Select each line where the word "name" appears.

__Excerpts from a figure dataset__
[BEGIN]

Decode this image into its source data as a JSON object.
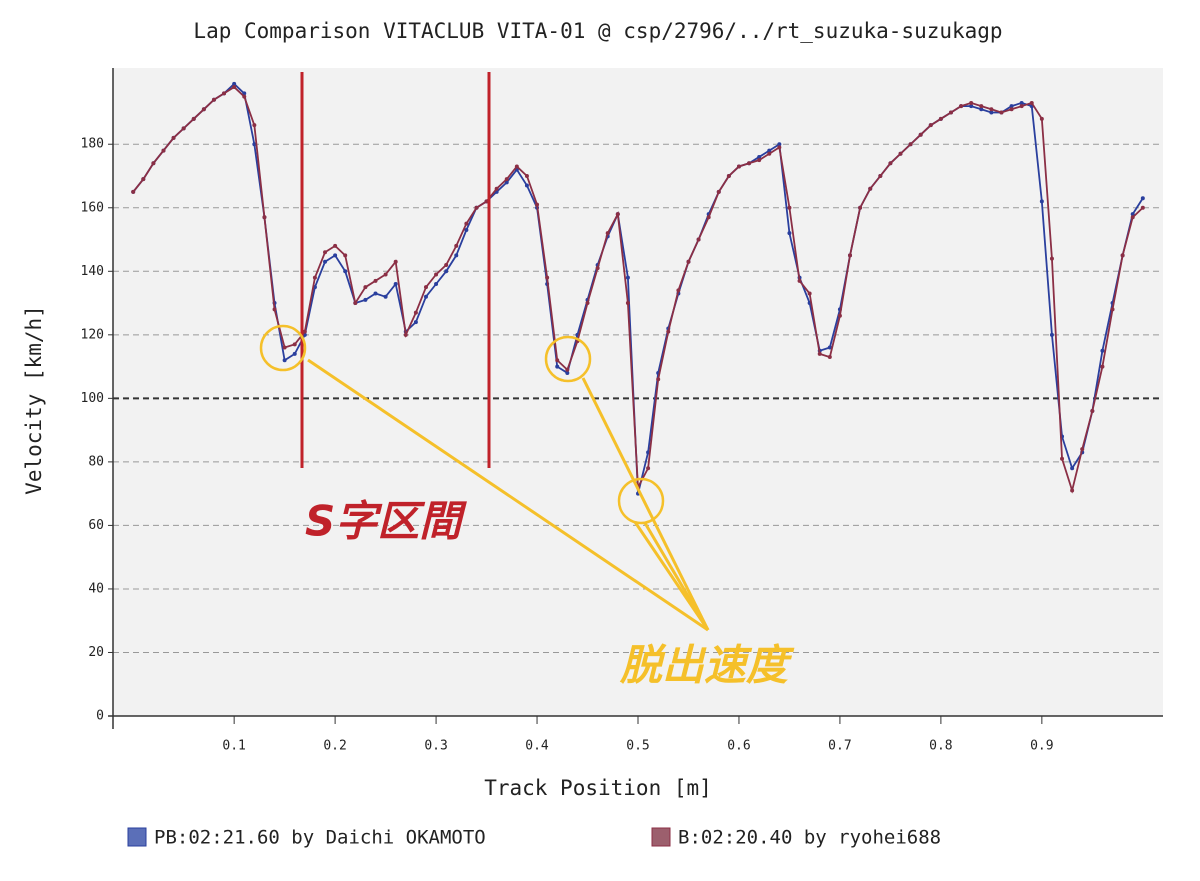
{
  "chart_data": {
    "type": "line",
    "title": "Lap Comparison VITACLUB VITA-01 @ csp/2796/../rt_suzuka-suzukagp",
    "x_label": "Track Position [m]",
    "y_label": "Velocity [km/h]",
    "x": [
      0,
      0.01,
      0.02,
      0.03,
      0.04,
      0.05,
      0.06,
      0.07,
      0.08,
      0.09,
      0.1,
      0.11,
      0.12,
      0.13,
      0.14,
      0.15,
      0.16,
      0.17,
      0.18,
      0.19,
      0.2,
      0.21,
      0.22,
      0.23,
      0.24,
      0.25,
      0.26,
      0.27,
      0.28,
      0.29,
      0.3,
      0.31,
      0.32,
      0.33,
      0.34,
      0.35,
      0.36,
      0.37,
      0.38,
      0.39,
      0.4,
      0.41,
      0.42,
      0.43,
      0.44,
      0.45,
      0.46,
      0.47,
      0.48,
      0.49,
      0.5,
      0.51,
      0.52,
      0.53,
      0.54,
      0.55,
      0.56,
      0.57,
      0.58,
      0.59,
      0.6,
      0.61,
      0.62,
      0.63,
      0.64,
      0.65,
      0.66,
      0.67,
      0.68,
      0.69,
      0.7,
      0.71,
      0.72,
      0.73,
      0.74,
      0.75,
      0.76,
      0.77,
      0.78,
      0.79,
      0.8,
      0.81,
      0.82,
      0.83,
      0.84,
      0.85,
      0.86,
      0.87,
      0.88,
      0.89,
      0.9,
      0.91,
      0.92,
      0.93,
      0.94,
      0.95,
      0.96,
      0.97,
      0.98,
      0.99,
      1
    ],
    "series": [
      {
        "name": "PB:02:21.60 by Daichi OKAMOTO",
        "color": "#2a3f9e",
        "legend_color": "#5b6fb8",
        "values": [
          165,
          169,
          174,
          178,
          182,
          185,
          188,
          191,
          194,
          196,
          199,
          196,
          180,
          157,
          130,
          112,
          114,
          120,
          135,
          143,
          145,
          140,
          130,
          131,
          133,
          132,
          136,
          121,
          124,
          132,
          136,
          140,
          145,
          153,
          160,
          162,
          165,
          168,
          172,
          167,
          160,
          136,
          110,
          108,
          120,
          131,
          142,
          151,
          158,
          138,
          70,
          83,
          108,
          122,
          133,
          143,
          150,
          158,
          165,
          170,
          173,
          174,
          176,
          178,
          180,
          152,
          138,
          130,
          115,
          116,
          128,
          145,
          160,
          166,
          170,
          174,
          177,
          180,
          183,
          186,
          188,
          190,
          192,
          192,
          191,
          190,
          190,
          192,
          193,
          192,
          162,
          120,
          88,
          78,
          83,
          96,
          115,
          130,
          145,
          158,
          163
        ]
      },
      {
        "name": "B:02:20.40 by ryohei688",
        "color": "#8b2f45",
        "legend_color": "#9c5f6d",
        "values": [
          165,
          169,
          174,
          178,
          182,
          185,
          188,
          191,
          194,
          196,
          198,
          195,
          186,
          157,
          128,
          116,
          117,
          121,
          138,
          146,
          148,
          145,
          130,
          135,
          137,
          139,
          143,
          120,
          127,
          135,
          139,
          142,
          148,
          155,
          160,
          162,
          166,
          169,
          173,
          170,
          161,
          138,
          112,
          109,
          118,
          130,
          141,
          152,
          158,
          130,
          72,
          78,
          106,
          121,
          134,
          143,
          150,
          157,
          165,
          170,
          173,
          174,
          175,
          177,
          179,
          160,
          137,
          133,
          114,
          113,
          126,
          145,
          160,
          166,
          170,
          174,
          177,
          180,
          183,
          186,
          188,
          190,
          192,
          193,
          192,
          191,
          190,
          191,
          192,
          193,
          188,
          144,
          81,
          71,
          84,
          96,
          110,
          128,
          145,
          157,
          160
        ]
      }
    ],
    "xlim": [
      -0.02,
      1.02
    ],
    "xticks": [
      0.1,
      0.2,
      0.3,
      0.4,
      0.5,
      0.6,
      0.7,
      0.8,
      0.9
    ],
    "ylim": [
      0,
      204
    ],
    "yticks": [
      0,
      20,
      40,
      60,
      80,
      100,
      120,
      140,
      160,
      180
    ],
    "emphasis_y": 100,
    "grid": true,
    "annotations": {
      "section": "S字区間",
      "exit_speed": "脱出速度"
    }
  }
}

[END]

__Solution to the exercise__
        "name": "PB:02:21.60 by Daichi OKAMOTO",
        "name": "B:02:20.40 by ryohei688",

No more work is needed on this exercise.